### Section du texte
= = = =

Le sous-titre de cet article est: « La Rhétorique de l'amour ro. L'auteur, dans son introduction (dont nous ne donnons ici qu'un résumé) précise d'abord ce qui caractérise le style particulier, conventionnel, « rhétorique », de certains poèmes d'amour, et du Cantique des Cantiques en particulier. Il montre ensuite comment ce même langage a été repris au long des siècles par des croyants ou des mystiques chrétiens (tels Origène, Guillaume de Saint-Thierry, Frère Luis de Lean, St Jean de la Croix, Ste Catherine de Sienne, Ste Thérèse d'Avila, Ste Jeanne de Chantal, Ste Thérèse de Lisieux et St Bernard) pour exprimer leur amour de Dieu. Ne pouvant reproduire l'article en son entier, nous avons choisi seulement quelques exemples caractéristiques.

L'aspect rhétorique du Cantique des Cantiques

L'aspect rhétorique est important dans le Cantique si nous reconnaissons que le langage de ce poème, le plus beau de toute la Bible, est en grande partie artificiel, Il est émaillé de figures de rhétorique, les unes très claires en elles-mêmes mais incompréhensibles dans le contexte, les autres si obscures qu'elles sont intraduisibles, et toutes, qu'elles paraissent simples ou complexes, si vagues, si ambiglies quant aux circonstances ou aux caractères propres qu'elles peuvent être interprétées de manières bien différentes... tout dépendra du lecteur, de l'habitude qu'il a de la rhétorique, de son expérience humaine et de ses dons poétiques.

Il ne faut pas être gêné par cet aspect rhétorique du Cantique. Il n'hésite pas à appeler un sein, une joue, un oeil, par leur nom; mais il appelle aussi la joue une moitié de grenade, le sein un jeune faon, l'oeil une arme qui blesse.

Le Cantique n'est pas è interpréter dans son sens littéral. Ceux qui veulent le prendre à la lettre ne manqueront pas d'être choqués par la description que fait l'amante de son bien-aimé (en Ct 5,11-15). Ceux au contraire qui, de par leur tempérament ou par leur éducation, ont tendance à aller toujours au-delà de la lettre ne se trouvent pas mal à l'aise face à de telles figures. Ils reconnaissent là un art déjà ancien, pratiqué par les juifs aussi bien que par les païens, un art pour lequel les païens ont su établir un vocabulaire et une méthode qui permettent d'apprécier non seulement les oeuvres pédantes mais aussi celles qui, comme le Cantique, sont d'inspiration divine.

Origène 1

C'est dans cette optique que les chrétiens occidentaux, habitués à la rhétorique traditionnelle des Grecs et des Romains, ont lu le Cantique, et dans cette optique donc qu'Origène, le premier commentateur du Cantique qui ne fût pas un rabbin, a lu ce texte; c'est ce que feront ensuite bien d'autres après lui, cherchant le sens spirituel par delà la lettre, et convaincus qu'une telle lecture doit « amener à une décision», La rhétorique classique a, en effet, toujours eu conscience de ce fait que « le jeu des sentiments peut transformer l'être humain et modifier ses jugements ».

= = = =

Répondez à ces questions sur le texte consacré au Cantique des Cantiques :
(a) À quoi le Cantique compare-t-il la joue ?
(b) Qui fut le premier commentateur du Cantique à ne pas être un rabbin ?
(c) Quelle description, avec sa référence, choquera ceux qui prennent le Cantique à la lettre ?

### Extrait de données
= = = =

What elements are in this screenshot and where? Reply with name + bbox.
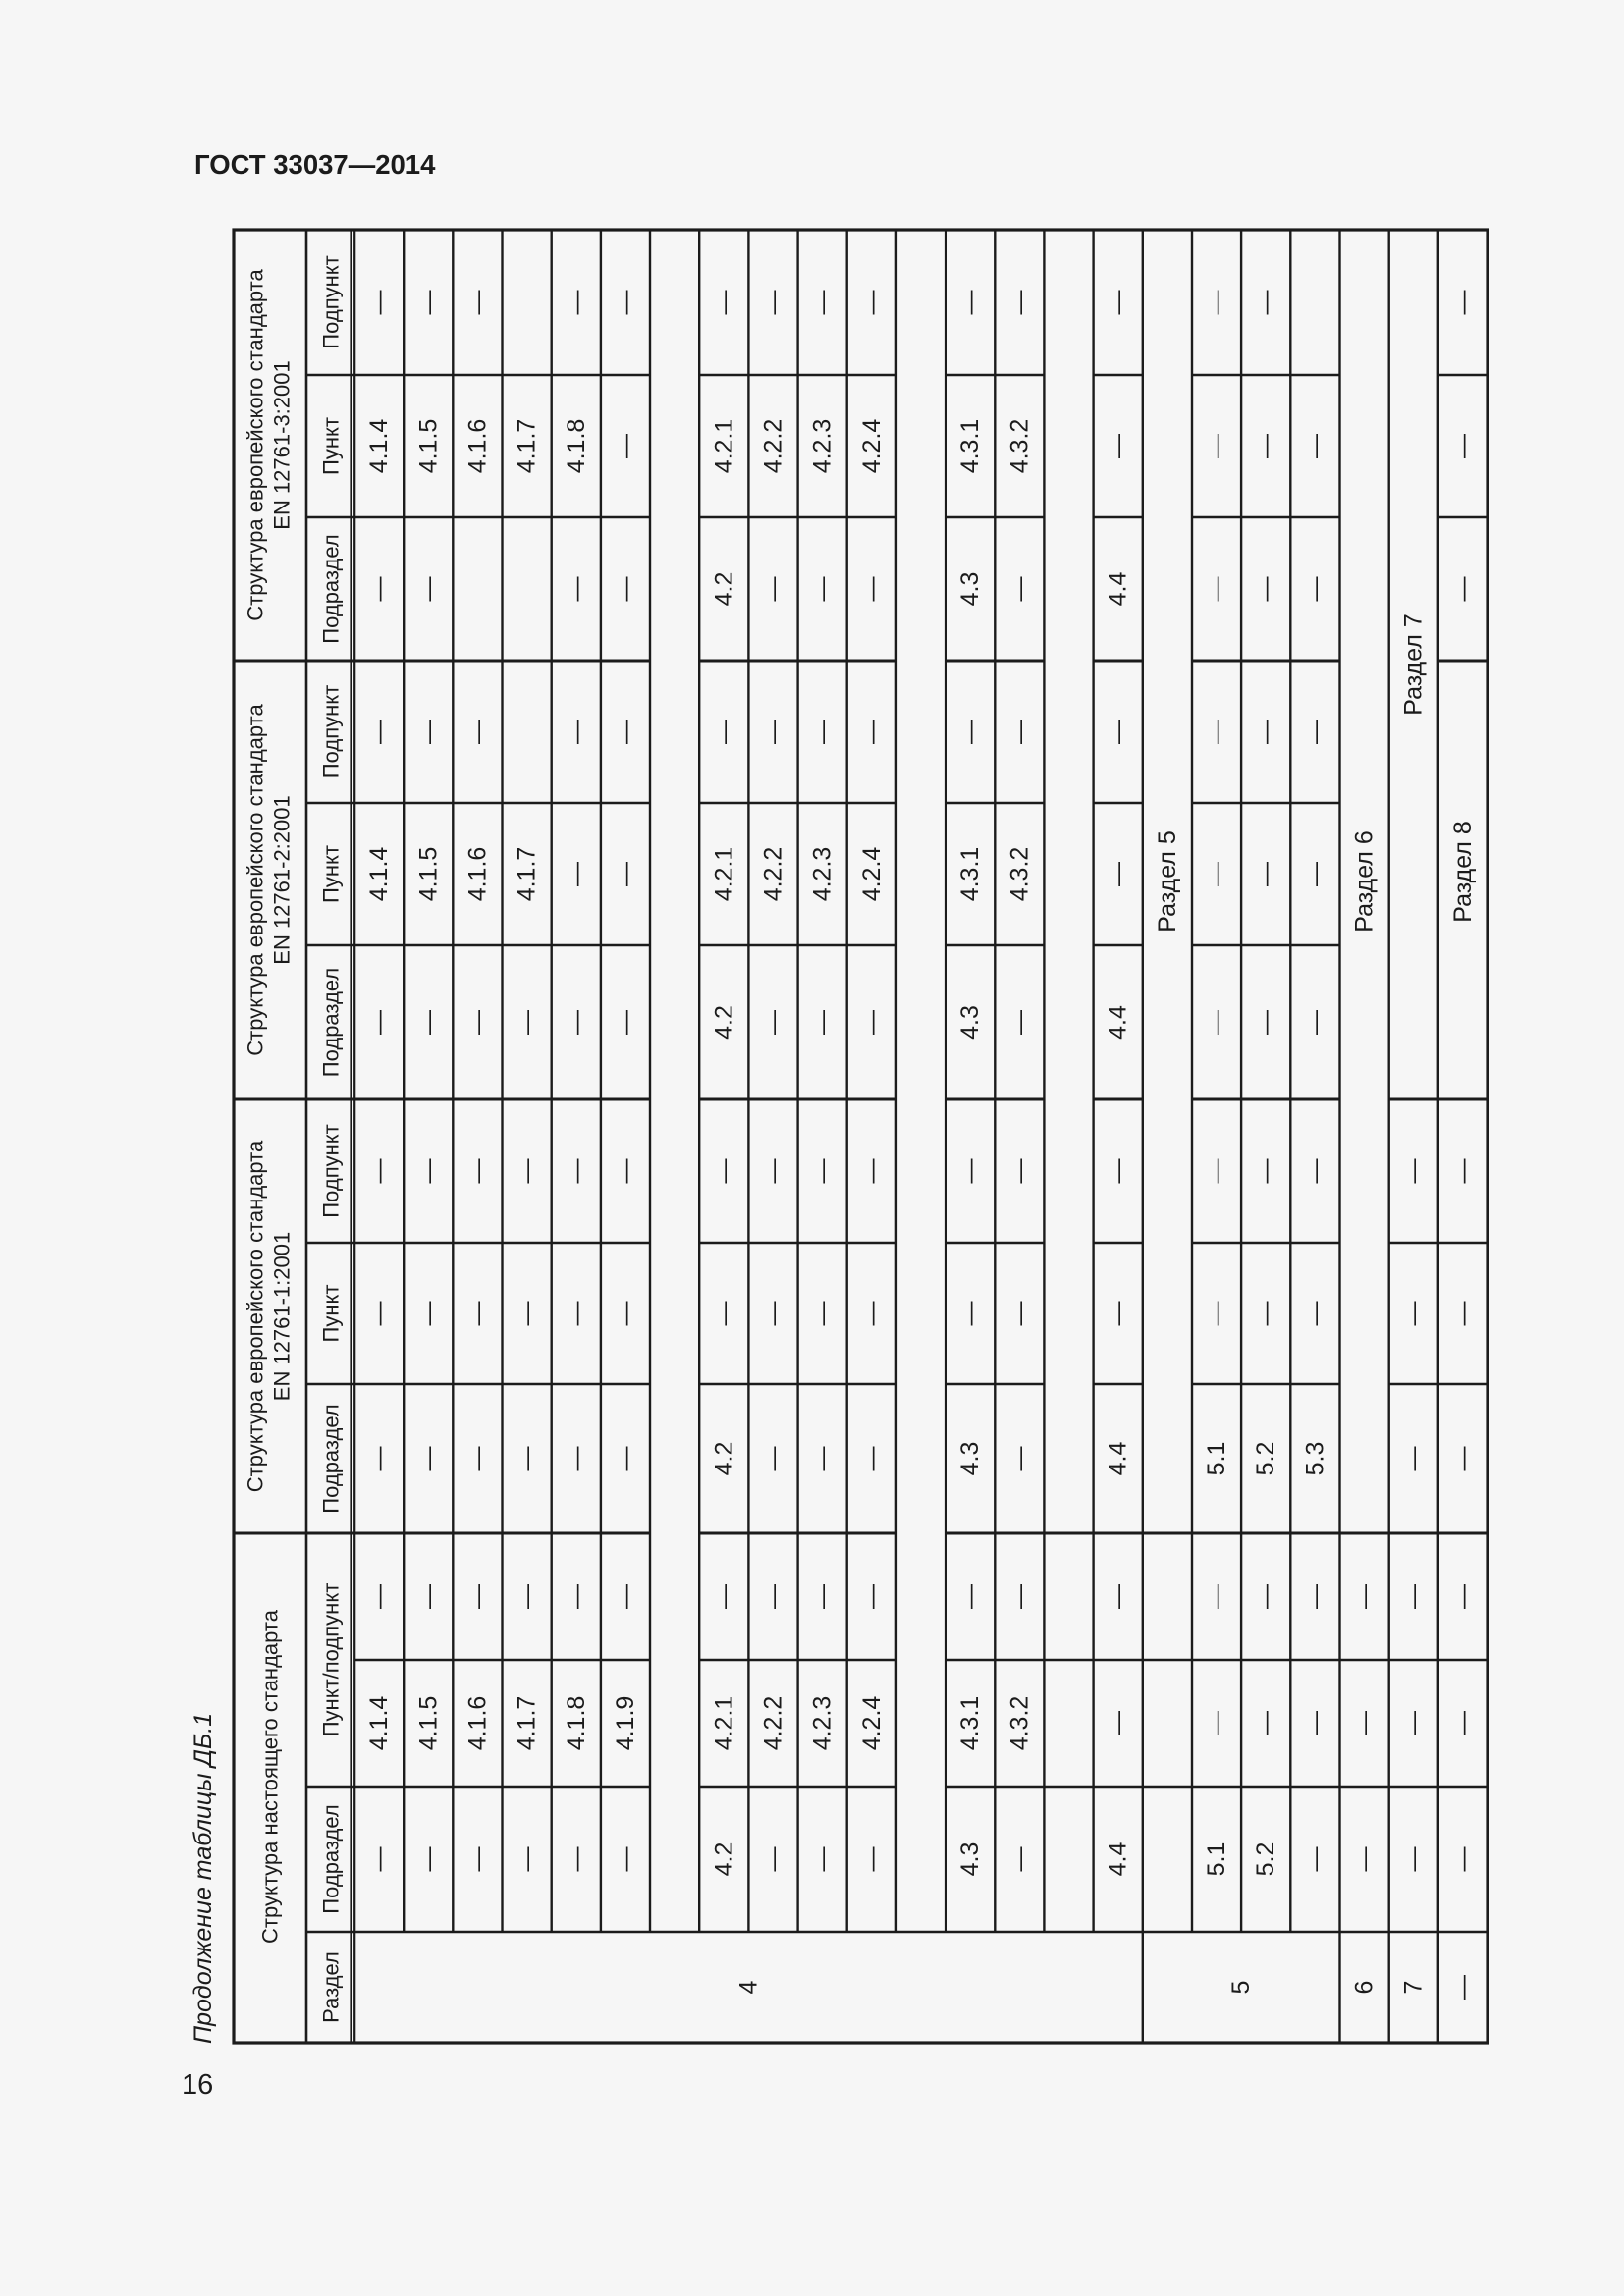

= = = =

### Résultat final
(a) À une moitié de grenade.
(b) Origène.
(c) La description que fait l'amante de son bien-aimé, en Ct 5,11-15.